*Prompt*. All the data below goes into the copy word for word, but the pictures don't.

*Stored records*.
-- BEGIN --

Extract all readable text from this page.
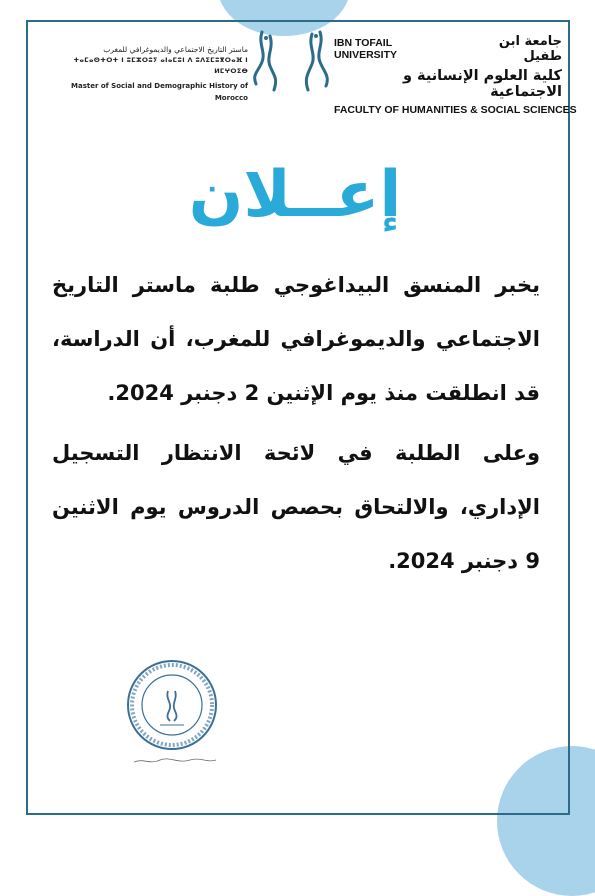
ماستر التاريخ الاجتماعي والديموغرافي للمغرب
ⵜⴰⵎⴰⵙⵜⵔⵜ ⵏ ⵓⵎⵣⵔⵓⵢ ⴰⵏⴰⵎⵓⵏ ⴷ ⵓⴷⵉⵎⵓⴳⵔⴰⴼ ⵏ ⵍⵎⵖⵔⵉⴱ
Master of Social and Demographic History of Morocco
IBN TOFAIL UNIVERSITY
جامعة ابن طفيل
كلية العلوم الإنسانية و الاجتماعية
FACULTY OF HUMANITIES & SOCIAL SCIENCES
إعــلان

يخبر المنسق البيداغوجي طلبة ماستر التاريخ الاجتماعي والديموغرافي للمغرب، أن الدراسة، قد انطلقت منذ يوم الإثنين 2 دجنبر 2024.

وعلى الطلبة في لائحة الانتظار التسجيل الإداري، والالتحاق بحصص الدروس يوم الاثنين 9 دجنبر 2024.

-- END --

*Answer to this task*.
Extract all readable text from this page.
ماستر التاريخ الاجتماعي والديموغرافي للمغرب
ⵜⴰⵎⴰⵙⵜⵔⵜ ⵏ ⵓⵎⵣⵔⵓⵢ ⴰⵏⴰⵎⵓⵏ ⴷ ⵓⴷⵉⵎⵓⴳⵔⴰⴼ ⵏ ⵍⵎⵖⵔⵉⴱ
Master of Social and Demographic History of Morocco
IBN TOFAIL UNIVERSITY
جامعة ابن طفيل
كلية العلوم الإنسانية و الاجتماعية
FACULTY OF HUMANITIES & SOCIAL SCIENCES
إعــلان

يخبر المنسق البيداغوجي طلبة ماستر التاريخ الاجتماعي والديموغرافي للمغرب، أن الدراسة، قد انطلقت منذ يوم الإثنين 2 دجنبر 2024.

وعلى الطلبة في لائحة الانتظار التسجيل الإداري، والالتحاق بحصص الدروس يوم الاثنين 9 دجنبر 2024.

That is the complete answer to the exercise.